### EXERCISE DESCRIPTION
Transcribe each line exactly.

——

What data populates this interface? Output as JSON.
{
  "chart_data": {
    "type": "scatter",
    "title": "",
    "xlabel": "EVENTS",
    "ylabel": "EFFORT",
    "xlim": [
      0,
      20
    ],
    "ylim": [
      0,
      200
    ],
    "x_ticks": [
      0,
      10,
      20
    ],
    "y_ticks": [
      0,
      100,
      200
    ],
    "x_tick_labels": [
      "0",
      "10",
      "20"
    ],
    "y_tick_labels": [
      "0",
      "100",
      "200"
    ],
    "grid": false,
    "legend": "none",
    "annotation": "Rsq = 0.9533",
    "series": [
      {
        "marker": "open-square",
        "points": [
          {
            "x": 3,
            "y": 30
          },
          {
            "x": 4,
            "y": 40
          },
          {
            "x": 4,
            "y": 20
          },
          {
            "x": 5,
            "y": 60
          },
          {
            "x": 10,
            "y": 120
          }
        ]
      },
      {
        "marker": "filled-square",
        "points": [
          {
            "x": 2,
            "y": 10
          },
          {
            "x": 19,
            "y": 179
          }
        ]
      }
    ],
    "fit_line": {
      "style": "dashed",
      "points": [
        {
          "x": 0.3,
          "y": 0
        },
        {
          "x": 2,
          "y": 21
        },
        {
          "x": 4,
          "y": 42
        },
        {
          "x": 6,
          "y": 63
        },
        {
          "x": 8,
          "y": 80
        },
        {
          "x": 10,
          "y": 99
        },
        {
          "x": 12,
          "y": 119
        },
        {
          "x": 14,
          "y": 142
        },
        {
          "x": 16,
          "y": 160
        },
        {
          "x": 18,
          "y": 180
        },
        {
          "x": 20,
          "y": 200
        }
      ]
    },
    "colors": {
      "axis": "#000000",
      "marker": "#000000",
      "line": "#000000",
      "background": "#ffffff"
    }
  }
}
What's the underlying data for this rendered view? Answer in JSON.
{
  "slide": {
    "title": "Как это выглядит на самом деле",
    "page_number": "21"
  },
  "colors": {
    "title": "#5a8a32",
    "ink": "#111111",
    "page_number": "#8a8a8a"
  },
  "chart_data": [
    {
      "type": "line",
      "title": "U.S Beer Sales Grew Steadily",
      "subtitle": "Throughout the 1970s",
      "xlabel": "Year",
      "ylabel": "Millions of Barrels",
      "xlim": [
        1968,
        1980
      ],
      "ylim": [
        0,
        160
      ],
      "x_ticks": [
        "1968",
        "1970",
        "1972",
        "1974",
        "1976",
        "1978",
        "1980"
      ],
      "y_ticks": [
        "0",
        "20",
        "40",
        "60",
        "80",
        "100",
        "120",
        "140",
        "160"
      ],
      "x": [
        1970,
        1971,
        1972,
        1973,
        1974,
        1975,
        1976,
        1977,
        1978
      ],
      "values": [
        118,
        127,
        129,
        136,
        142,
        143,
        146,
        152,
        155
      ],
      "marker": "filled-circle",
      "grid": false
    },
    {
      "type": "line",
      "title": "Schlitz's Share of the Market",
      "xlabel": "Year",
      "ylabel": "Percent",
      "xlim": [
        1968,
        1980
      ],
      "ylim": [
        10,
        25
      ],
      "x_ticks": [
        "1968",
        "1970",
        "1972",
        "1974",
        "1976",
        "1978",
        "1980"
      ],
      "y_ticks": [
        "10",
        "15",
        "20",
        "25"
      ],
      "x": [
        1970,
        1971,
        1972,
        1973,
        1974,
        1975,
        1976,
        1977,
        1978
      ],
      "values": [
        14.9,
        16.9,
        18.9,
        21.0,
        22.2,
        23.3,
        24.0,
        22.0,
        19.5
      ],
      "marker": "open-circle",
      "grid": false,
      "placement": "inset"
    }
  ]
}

——

### SOLUTION TO THIS EXERCISE
What data populates this interface? Output as JSON.
{
  "chart_data": {
    "type": "scatter",
    "title": "",
    "xlabel": "EVENTS",
    "ylabel": "EFFORT",
    "xlim": [
      0,
      20
    ],
    "ylim": [
      0,
      200
    ],
    "x_ticks": [
      0,
      10,
      20
    ],
    "y_ticks": [
      0,
      100,
      200
    ],
    "x_tick_labels": [
      "0",
      "10",
      "20"
    ],
    "y_tick_labels": [
      "0",
      "100",
      "200"
    ],
    "grid": false,
    "legend": "none",
    "annotation": "Rsq = 0.9533",
    "series": [
      {
        "marker": "open-square",
        "points": [
          {
            "x": 3,
            "y": 30
          },
          {
            "x": 4,
            "y": 40
          },
          {
            "x": 4,
            "y": 20
          },
          {
            "x": 5,
            "y": 60
          },
          {
            "x": 10,
            "y": 120
          }
        ]
      },
      {
        "marker": "filled-square",
        "points": [
          {
            "x": 2,
            "y": 10
          },
          {
            "x": 19,
            "y": 179
          }
        ]
      }
    ],
    "fit_line": {
      "style": "dashed",
      "points": [
        {
          "x": 0.3,
          "y": 0
        },
        {
          "x": 2,
          "y": 21
        },
        {
          "x": 4,
          "y": 42
        },
        {
          "x": 6,
          "y": 63
        },
        {
          "x": 8,
          "y": 80
        },
        {
          "x": 10,
          "y": 99
        },
        {
          "x": 12,
          "y": 119
        },
        {
          "x": 14,
          "y": 142
        },
        {
          "x": 16,
          "y": 160
        },
        {
          "x": 18,
          "y": 180
        },
        {
          "x": 20,
          "y": 200
        }
      ]
    },
    "colors": {
      "axis": "#000000",
      "marker": "#000000",
      "line": "#000000",
      "background": "#ffffff"
    }
  }
}
What's the underlying data for this rendered view? Answer in JSON.
{
  "slide": {
    "title": "Как это выглядит на самом деле",
    "page_number": "21"
  },
  "colors": {
    "title": "#5a8a32",
    "ink": "#111111",
    "page_number": "#8a8a8a"
  },
  "chart_data": [
    {
      "type": "line",
      "title": "U.S Beer Sales Grew Steadily",
      "subtitle": "Throughout the 1970s",
      "xlabel": "Year",
      "ylabel": "Millions of Barrels",
      "xlim": [
        1968,
        1980
      ],
      "ylim": [
        0,
        160
      ],
      "x_ticks": [
        "1968",
        "1970",
        "1972",
        "1974",
        "1976",
        "1978",
        "1980"
      ],
      "y_ticks": [
        "0",
        "20",
        "40",
        "60",
        "80",
        "100",
        "120",
        "140",
        "160"
      ],
      "x": [
        1970,
        1971,
        1972,
        1973,
        1974,
        1975,
        1976,
        1977,
        1978
      ],
      "values": [
        118,
        127,
        129,
        136,
        142,
        143,
        146,
        152,
        155
      ],
      "marker": "filled-circle",
      "grid": false
    },
    {
      "type": "line",
      "title": "Schlitz's Share of the Market",
      "xlabel": "Year",
      "ylabel": "Percent",
      "xlim": [
        1968,
        1980
      ],
      "ylim": [
        10,
        25
      ],
      "x_ticks": [
        "1968",
        "1970",
        "1972",
        "1974",
        "1976",
        "1978",
        "1980"
      ],
      "y_ticks": [
        "10",
        "15",
        "20",
        "25"
      ],
      "x": [
        1970,
        1971,
        1972,
        1973,
        1974,
        1975,
        1976,
        1977,
        1978
      ],
      "values": [
        14.9,
        16.9,
        18.9,
        21.0,
        22.2,
        23.3,
        24.0,
        22.0,
        19.5
      ],
      "marker": "open-circle",
      "grid": false,
      "placement": "inset"
    }
  ]
}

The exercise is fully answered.